### [Entries supplied]
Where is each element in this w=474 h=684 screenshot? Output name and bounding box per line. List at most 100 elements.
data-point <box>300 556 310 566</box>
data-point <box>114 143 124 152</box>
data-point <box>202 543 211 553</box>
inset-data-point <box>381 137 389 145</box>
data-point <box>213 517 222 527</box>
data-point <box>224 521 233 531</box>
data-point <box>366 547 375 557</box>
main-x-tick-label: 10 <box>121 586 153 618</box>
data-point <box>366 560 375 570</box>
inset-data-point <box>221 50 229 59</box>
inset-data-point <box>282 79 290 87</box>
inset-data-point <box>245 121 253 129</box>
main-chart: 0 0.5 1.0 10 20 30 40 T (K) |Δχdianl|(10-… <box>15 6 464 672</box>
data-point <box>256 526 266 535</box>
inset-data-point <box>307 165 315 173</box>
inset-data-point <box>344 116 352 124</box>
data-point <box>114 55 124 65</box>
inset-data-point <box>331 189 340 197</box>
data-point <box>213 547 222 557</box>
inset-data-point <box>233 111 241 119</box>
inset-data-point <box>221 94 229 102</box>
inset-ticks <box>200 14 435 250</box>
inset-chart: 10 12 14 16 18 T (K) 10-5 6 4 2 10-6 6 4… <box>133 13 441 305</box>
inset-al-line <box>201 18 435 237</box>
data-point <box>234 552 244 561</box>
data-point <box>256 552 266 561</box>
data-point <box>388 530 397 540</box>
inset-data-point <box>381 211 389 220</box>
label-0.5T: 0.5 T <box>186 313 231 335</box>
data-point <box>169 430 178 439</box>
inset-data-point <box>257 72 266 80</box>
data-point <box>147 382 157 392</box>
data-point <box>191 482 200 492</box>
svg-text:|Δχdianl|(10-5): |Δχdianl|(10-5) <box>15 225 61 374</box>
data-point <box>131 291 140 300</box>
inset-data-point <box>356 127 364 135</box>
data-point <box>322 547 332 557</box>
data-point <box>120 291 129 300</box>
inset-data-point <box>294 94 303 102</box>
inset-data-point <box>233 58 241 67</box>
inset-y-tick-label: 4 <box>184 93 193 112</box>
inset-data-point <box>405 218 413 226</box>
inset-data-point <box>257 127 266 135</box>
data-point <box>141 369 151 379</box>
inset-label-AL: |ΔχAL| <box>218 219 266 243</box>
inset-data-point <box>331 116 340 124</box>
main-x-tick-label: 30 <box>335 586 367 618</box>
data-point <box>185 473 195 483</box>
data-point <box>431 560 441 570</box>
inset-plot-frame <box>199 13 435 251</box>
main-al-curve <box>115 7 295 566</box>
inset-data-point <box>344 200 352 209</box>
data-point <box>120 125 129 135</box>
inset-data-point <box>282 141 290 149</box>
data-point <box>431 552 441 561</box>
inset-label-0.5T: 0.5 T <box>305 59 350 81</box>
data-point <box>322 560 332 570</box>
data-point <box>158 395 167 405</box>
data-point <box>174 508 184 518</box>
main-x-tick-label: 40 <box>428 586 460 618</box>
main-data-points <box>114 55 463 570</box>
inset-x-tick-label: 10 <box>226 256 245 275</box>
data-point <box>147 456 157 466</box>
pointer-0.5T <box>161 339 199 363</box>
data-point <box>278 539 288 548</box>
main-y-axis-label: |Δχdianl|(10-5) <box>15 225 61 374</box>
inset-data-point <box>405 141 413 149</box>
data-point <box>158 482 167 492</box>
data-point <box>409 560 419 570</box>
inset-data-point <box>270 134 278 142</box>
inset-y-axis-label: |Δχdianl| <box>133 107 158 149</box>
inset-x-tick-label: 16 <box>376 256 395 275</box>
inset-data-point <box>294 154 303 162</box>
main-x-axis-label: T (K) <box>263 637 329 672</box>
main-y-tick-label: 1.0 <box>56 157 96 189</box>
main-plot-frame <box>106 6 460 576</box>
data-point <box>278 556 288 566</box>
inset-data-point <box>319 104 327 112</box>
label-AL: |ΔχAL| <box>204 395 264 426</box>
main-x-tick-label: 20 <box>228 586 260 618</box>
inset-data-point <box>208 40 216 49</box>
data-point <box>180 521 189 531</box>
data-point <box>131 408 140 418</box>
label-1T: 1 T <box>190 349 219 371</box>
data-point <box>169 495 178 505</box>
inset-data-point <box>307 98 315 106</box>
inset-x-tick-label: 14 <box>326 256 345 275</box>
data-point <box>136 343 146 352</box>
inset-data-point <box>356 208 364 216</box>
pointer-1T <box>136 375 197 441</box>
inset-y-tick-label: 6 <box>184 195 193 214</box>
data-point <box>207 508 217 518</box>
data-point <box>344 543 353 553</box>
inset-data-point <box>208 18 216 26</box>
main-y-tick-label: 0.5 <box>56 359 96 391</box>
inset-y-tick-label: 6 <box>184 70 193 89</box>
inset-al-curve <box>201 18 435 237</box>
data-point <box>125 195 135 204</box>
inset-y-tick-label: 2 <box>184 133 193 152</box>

### [Task brief]
Copy the data verbatim, from its first line down to and including the line with "inset-data-point <box>245 121 253 129</box>".

### [Exercise result]
Where is each element in this w=474 h=684 screenshot? Output name and bounding box per line. List at most 100 elements.
data-point <box>300 556 310 566</box>
data-point <box>114 143 124 152</box>
data-point <box>202 543 211 553</box>
inset-data-point <box>381 137 389 145</box>
data-point <box>213 517 222 527</box>
data-point <box>224 521 233 531</box>
data-point <box>366 547 375 557</box>
main-x-tick-label: 10 <box>121 586 153 618</box>
data-point <box>366 560 375 570</box>
inset-data-point <box>221 50 229 59</box>
inset-data-point <box>282 79 290 87</box>
inset-data-point <box>245 121 253 129</box>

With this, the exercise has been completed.